ENTRIES SHOWN =
==============================
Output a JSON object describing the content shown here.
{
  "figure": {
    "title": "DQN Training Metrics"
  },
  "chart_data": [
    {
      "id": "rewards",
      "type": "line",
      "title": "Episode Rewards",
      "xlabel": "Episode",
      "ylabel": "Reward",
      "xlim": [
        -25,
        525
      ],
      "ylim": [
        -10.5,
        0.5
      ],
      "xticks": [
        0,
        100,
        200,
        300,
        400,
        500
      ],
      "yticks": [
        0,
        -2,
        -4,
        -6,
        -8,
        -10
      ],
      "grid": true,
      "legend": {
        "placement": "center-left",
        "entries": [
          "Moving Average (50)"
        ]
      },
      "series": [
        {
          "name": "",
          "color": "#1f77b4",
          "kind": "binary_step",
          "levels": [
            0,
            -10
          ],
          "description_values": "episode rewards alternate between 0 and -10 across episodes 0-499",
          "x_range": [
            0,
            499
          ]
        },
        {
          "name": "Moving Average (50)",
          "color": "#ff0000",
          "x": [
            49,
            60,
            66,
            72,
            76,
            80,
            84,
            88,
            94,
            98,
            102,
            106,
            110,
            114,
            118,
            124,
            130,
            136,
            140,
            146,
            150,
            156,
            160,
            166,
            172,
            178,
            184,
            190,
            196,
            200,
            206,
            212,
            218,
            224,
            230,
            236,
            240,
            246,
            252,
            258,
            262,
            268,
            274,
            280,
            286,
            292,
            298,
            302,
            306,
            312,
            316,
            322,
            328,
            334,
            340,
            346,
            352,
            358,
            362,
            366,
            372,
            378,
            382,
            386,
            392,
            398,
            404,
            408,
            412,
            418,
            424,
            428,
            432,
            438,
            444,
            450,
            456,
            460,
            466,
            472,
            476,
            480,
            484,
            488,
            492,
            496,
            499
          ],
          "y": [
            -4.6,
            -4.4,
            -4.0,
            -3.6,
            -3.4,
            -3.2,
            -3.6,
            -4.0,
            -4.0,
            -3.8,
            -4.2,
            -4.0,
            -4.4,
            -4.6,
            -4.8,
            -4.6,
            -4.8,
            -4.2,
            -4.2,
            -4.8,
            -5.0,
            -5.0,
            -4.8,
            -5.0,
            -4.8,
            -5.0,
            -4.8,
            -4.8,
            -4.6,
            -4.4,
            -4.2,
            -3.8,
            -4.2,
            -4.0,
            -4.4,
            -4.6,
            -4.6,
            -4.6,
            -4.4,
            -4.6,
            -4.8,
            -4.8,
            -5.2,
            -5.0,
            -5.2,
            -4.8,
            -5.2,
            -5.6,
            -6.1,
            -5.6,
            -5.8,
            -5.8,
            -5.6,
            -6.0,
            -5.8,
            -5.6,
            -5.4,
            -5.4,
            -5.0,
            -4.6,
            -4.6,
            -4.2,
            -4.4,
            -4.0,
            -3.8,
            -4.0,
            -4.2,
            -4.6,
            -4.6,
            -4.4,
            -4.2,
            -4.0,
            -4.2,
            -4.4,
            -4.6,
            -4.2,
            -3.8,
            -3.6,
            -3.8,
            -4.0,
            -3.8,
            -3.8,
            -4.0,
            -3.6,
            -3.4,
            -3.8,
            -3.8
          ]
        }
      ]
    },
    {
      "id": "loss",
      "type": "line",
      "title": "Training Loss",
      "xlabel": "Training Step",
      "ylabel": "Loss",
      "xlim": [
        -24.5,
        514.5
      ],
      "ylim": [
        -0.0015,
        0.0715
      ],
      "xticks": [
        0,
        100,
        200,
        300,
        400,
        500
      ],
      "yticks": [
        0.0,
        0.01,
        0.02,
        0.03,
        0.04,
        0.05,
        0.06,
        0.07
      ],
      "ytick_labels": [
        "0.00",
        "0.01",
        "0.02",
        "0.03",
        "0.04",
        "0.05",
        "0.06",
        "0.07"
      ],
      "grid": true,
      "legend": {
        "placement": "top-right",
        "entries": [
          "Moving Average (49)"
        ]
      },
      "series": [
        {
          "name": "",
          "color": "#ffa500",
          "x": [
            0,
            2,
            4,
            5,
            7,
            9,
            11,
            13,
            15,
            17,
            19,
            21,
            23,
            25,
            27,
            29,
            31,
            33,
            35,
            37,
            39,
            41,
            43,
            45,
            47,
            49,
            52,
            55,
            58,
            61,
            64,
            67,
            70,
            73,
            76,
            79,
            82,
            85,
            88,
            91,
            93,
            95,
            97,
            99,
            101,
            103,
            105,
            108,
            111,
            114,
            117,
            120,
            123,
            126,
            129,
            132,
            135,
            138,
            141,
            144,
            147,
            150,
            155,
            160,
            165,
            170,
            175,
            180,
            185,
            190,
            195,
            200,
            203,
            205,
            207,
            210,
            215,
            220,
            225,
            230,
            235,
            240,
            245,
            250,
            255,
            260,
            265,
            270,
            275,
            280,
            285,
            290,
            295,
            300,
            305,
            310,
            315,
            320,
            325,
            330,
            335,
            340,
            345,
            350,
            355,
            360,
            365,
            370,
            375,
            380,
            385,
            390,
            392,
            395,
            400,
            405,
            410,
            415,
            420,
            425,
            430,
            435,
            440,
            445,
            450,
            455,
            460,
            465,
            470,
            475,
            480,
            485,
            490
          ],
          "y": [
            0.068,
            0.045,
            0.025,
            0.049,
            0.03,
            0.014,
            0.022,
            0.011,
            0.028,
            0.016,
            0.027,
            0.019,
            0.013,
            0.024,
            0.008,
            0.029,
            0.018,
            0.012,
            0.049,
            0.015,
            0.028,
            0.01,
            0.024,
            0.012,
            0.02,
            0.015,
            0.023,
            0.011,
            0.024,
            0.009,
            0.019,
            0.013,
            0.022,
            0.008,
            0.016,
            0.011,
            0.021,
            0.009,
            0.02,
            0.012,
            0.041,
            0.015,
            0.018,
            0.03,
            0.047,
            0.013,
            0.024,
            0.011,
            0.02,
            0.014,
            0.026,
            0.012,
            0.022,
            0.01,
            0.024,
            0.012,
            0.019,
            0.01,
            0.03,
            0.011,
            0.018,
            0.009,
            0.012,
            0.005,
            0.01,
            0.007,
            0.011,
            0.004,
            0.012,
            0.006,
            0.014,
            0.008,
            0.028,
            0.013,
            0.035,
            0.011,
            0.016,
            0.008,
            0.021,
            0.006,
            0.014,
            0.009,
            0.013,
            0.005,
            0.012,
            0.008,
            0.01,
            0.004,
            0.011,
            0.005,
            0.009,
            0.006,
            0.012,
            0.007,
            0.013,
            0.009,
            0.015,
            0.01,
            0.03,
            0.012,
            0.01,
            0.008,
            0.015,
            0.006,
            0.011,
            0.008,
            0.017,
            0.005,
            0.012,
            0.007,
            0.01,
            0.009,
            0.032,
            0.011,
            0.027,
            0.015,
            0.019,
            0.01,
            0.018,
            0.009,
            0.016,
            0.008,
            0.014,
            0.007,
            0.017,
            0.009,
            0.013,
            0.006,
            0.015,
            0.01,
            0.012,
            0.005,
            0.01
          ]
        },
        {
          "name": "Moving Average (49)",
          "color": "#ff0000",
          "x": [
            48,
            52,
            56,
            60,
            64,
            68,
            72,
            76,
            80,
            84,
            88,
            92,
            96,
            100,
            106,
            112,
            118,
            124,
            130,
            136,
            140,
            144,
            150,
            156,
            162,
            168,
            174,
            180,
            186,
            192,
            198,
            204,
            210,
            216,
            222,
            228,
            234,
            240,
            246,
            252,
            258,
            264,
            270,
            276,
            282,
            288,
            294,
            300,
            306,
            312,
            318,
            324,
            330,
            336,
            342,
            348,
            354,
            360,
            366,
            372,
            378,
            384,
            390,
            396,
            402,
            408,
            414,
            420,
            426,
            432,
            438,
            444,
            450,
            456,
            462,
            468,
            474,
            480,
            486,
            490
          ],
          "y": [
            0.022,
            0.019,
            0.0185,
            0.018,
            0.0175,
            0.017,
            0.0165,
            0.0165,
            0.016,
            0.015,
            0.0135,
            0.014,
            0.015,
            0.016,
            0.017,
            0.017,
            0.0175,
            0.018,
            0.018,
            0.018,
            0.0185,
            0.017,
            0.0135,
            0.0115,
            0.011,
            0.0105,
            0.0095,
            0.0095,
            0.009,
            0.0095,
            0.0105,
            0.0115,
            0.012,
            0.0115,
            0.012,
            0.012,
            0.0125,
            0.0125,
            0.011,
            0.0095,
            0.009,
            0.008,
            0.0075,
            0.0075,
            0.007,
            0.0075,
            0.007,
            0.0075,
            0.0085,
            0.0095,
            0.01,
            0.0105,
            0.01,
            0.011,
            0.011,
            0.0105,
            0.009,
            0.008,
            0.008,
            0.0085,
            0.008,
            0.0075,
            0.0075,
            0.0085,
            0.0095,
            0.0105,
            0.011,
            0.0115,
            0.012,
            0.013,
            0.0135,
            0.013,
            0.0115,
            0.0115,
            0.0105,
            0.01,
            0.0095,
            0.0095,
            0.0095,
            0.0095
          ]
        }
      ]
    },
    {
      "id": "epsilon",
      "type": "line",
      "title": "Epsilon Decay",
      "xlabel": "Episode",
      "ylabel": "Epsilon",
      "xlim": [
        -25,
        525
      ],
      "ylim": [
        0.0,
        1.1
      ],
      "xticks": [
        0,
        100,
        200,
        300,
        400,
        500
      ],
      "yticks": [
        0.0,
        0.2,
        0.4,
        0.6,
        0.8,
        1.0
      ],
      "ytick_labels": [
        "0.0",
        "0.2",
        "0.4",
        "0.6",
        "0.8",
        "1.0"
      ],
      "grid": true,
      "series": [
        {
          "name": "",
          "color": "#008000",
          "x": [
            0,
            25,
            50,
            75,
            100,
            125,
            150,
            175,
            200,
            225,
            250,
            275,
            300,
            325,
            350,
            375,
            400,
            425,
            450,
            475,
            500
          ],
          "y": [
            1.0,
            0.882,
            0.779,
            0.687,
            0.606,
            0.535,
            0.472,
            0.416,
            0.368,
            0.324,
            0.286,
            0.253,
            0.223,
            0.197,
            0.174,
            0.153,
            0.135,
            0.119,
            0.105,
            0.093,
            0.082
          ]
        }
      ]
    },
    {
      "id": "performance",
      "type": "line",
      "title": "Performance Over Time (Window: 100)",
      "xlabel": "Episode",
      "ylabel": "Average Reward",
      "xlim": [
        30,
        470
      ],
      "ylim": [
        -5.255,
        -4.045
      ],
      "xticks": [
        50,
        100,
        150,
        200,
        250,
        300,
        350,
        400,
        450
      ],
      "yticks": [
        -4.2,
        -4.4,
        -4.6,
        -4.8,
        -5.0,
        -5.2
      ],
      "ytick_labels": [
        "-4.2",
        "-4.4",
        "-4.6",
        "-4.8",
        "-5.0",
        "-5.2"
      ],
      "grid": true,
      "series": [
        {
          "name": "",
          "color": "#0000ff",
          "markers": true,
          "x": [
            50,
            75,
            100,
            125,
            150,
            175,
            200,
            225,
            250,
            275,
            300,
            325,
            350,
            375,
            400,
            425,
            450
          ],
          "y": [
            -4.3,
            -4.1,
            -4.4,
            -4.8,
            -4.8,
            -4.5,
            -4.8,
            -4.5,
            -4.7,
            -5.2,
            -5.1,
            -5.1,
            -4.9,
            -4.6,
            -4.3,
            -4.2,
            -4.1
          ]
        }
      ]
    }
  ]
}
==============================
WHAT IS NEEDED = Pull out each line containing the word "Training" and copy it.

EXERCISE SOLUTION =
    "title": "DQN Training Metrics"
      "title": "Training Loss",
      "xlabel": "Training Step",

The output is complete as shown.